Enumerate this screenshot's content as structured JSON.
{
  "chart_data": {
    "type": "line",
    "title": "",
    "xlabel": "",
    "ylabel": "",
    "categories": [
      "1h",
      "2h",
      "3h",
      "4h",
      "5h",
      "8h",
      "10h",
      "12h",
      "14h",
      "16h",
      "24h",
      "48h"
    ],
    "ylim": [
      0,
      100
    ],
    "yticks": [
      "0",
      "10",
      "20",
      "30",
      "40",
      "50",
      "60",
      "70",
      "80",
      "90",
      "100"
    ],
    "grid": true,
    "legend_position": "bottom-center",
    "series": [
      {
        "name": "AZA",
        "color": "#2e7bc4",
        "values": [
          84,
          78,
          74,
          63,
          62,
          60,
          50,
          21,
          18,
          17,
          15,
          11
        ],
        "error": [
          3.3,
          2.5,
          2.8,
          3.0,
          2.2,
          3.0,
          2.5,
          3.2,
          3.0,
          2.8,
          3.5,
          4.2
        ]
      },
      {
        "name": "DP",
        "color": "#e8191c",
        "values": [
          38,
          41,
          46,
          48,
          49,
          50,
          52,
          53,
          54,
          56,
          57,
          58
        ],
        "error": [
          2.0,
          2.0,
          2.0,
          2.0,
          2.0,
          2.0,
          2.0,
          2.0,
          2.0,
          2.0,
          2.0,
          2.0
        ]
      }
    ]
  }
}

★ ★ ★ ★ ★ ★ ★

**REQUIREMENT:** Return the full listing, character for character.

**OUTPUT OF THE EXERCISE:**
Enumerate this screenshot's content as structured JSON.
{
  "chart_data": {
    "type": "line",
    "title": "",
    "xlabel": "",
    "ylabel": "",
    "categories": [
      "1h",
      "2h",
      "3h",
      "4h",
      "5h",
      "8h",
      "10h",
      "12h",
      "14h",
      "16h",
      "24h",
      "48h"
    ],
    "ylim": [
      0,
      100
    ],
    "yticks": [
      "0",
      "10",
      "20",
      "30",
      "40",
      "50",
      "60",
      "70",
      "80",
      "90",
      "100"
    ],
    "grid": true,
    "legend_position": "bottom-center",
    "series": [
      {
        "name": "AZA",
        "color": "#2e7bc4",
        "values": [
          84,
          78,
          74,
          63,
          62,
          60,
          50,
          21,
          18,
          17,
          15,
          11
        ],
        "error": [
          3.3,
          2.5,
          2.8,
          3.0,
          2.2,
          3.0,
          2.5,
          3.2,
          3.0,
          2.8,
          3.5,
          4.2
        ]
      },
      {
        "name": "DP",
        "color": "#e8191c",
        "values": [
          38,
          41,
          46,
          48,
          49,
          50,
          52,
          53,
          54,
          56,
          57,
          58
        ],
        "error": [
          2.0,
          2.0,
          2.0,
          2.0,
          2.0,
          2.0,
          2.0,
          2.0,
          2.0,
          2.0,
          2.0,
          2.0
        ]
      }
    ]
  }
}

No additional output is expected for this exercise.